### REQUIRED ACTION
The lines you need are those holding the word "Bacterial"; pull them from the material.

*** Opening DATASET EXCERPTS ***

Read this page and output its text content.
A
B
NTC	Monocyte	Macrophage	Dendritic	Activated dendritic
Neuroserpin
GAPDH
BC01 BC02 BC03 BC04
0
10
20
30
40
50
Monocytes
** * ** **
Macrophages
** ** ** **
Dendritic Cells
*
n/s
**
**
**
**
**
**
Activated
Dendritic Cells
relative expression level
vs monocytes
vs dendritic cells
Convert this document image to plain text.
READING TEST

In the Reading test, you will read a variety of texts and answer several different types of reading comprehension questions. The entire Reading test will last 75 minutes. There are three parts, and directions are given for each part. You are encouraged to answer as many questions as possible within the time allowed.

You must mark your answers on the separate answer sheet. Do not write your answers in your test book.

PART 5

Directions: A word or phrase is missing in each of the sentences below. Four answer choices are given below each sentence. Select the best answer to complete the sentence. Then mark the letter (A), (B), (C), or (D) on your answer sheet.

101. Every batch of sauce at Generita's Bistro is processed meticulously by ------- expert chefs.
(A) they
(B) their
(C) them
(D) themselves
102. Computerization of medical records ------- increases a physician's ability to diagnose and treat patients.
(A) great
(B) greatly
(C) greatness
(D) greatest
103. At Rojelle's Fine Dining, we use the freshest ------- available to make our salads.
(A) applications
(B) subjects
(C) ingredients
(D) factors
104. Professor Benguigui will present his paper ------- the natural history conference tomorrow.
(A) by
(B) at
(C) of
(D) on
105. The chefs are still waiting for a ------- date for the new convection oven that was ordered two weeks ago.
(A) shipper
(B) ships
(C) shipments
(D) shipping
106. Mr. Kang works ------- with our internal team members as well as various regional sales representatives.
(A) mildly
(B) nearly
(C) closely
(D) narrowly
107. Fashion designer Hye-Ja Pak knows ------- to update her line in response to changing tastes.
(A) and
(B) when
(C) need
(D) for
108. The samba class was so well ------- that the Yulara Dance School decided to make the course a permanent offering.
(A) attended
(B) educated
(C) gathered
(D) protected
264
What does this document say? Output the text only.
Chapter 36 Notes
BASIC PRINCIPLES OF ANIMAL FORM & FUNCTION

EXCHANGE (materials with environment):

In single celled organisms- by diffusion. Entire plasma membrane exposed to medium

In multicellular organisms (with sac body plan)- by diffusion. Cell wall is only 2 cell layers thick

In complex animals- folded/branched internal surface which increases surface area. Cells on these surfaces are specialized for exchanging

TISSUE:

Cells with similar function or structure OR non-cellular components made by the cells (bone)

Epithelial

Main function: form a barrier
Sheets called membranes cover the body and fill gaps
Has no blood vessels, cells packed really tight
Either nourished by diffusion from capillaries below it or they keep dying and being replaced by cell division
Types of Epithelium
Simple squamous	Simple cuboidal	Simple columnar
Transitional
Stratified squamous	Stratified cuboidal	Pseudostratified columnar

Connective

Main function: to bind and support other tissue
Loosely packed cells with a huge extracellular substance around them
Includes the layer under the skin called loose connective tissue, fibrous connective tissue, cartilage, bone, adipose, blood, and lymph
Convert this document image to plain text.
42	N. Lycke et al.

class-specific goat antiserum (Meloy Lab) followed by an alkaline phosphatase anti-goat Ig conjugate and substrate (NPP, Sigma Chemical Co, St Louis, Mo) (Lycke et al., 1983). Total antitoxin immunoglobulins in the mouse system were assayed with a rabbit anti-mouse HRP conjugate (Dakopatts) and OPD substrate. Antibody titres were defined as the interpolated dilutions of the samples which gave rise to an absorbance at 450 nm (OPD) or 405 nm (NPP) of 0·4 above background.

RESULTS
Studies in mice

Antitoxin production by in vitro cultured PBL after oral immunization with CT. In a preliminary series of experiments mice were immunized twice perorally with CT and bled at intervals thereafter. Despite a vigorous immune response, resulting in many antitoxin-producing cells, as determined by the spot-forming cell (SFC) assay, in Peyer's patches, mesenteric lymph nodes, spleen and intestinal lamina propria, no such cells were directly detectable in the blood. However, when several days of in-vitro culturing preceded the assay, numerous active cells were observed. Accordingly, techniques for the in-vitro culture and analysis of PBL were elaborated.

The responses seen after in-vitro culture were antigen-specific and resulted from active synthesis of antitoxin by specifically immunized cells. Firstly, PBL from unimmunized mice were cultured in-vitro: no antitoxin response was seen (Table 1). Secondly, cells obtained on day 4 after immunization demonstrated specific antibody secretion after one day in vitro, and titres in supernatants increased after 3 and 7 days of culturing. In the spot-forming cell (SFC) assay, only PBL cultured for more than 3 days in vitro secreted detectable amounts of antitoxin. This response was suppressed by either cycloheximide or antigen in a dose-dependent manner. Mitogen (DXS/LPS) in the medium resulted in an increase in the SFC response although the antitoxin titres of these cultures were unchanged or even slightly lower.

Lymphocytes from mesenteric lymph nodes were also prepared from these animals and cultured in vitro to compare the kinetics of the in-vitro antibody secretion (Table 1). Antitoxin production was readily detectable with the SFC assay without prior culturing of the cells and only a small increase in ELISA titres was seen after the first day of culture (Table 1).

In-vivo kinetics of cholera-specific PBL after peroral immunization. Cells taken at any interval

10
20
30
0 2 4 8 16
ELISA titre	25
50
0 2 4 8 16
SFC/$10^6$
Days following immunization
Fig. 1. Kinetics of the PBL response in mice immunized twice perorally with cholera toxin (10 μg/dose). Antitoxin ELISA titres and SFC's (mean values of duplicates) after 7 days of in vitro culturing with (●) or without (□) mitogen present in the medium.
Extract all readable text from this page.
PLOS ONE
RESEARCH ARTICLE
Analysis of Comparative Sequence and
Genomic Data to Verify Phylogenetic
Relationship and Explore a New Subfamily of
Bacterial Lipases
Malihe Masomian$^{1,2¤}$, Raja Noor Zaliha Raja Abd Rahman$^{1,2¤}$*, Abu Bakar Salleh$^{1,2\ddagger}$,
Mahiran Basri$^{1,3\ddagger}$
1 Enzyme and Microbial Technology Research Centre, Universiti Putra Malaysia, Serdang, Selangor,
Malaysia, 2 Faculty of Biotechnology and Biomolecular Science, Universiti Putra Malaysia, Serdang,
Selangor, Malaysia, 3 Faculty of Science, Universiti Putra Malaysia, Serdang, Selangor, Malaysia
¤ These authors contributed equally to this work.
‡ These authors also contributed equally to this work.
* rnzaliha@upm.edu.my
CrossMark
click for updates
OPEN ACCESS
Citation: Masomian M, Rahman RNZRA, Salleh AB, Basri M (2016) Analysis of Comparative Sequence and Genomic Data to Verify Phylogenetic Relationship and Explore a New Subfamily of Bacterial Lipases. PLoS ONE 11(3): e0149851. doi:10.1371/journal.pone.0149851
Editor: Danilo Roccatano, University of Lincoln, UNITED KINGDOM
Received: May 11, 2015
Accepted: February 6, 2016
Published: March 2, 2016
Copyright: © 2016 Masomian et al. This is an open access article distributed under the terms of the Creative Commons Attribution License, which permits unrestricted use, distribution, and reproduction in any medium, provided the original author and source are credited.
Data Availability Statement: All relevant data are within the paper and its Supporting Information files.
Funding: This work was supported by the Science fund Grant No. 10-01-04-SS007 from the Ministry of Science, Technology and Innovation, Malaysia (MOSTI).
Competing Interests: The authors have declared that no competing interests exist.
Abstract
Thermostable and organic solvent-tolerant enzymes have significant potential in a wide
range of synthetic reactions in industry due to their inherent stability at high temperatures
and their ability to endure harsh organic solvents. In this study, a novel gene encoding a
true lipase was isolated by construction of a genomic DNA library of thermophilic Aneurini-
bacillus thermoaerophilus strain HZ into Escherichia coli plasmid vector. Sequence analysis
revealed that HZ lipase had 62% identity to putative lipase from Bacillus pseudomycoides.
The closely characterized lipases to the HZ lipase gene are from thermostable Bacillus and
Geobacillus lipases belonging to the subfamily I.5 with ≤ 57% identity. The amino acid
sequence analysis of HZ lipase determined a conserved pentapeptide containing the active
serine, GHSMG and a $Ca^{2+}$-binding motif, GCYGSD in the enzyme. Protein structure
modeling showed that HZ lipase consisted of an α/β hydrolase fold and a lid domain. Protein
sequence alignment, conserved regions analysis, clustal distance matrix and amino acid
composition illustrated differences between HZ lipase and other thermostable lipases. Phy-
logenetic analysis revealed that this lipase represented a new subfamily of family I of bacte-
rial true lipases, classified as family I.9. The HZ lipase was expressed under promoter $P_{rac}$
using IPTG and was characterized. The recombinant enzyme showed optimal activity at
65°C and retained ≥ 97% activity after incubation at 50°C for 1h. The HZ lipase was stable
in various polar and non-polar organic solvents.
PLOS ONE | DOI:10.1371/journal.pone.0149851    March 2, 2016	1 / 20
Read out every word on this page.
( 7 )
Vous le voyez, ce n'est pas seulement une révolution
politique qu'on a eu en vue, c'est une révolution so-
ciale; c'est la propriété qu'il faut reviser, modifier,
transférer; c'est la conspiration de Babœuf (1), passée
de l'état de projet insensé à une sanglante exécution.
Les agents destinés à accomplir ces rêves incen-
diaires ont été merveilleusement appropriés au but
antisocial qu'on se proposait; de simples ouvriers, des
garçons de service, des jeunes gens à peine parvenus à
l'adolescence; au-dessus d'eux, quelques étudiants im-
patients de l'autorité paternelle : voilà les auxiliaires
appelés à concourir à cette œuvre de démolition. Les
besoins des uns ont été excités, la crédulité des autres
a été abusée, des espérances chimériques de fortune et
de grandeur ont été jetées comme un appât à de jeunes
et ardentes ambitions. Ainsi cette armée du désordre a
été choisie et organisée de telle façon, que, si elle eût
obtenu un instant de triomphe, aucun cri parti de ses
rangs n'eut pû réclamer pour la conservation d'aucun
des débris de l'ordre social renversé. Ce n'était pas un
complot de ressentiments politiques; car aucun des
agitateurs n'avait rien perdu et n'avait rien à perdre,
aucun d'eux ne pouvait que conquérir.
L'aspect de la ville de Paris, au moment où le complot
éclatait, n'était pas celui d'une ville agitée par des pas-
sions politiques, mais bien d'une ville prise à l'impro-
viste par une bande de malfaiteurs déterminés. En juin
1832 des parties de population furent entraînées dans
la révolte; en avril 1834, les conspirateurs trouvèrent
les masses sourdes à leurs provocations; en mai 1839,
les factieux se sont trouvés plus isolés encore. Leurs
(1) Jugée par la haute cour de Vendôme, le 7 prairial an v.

*** Closing DATASET EXCERPTS ***

### EXPECTED ANSWER
Bacterial Lipases
Citation: Masomian M, Rahman RNZRA, Salleh AB, Basri M (2016) Analysis of Comparative Sequence and Genomic Data to Verify Phylogenetic Relationship and Explore a New Subfamily of Bacterial Lipases. PLoS ONE 11(3): e0149851. doi:10.1371/journal.pone.0149851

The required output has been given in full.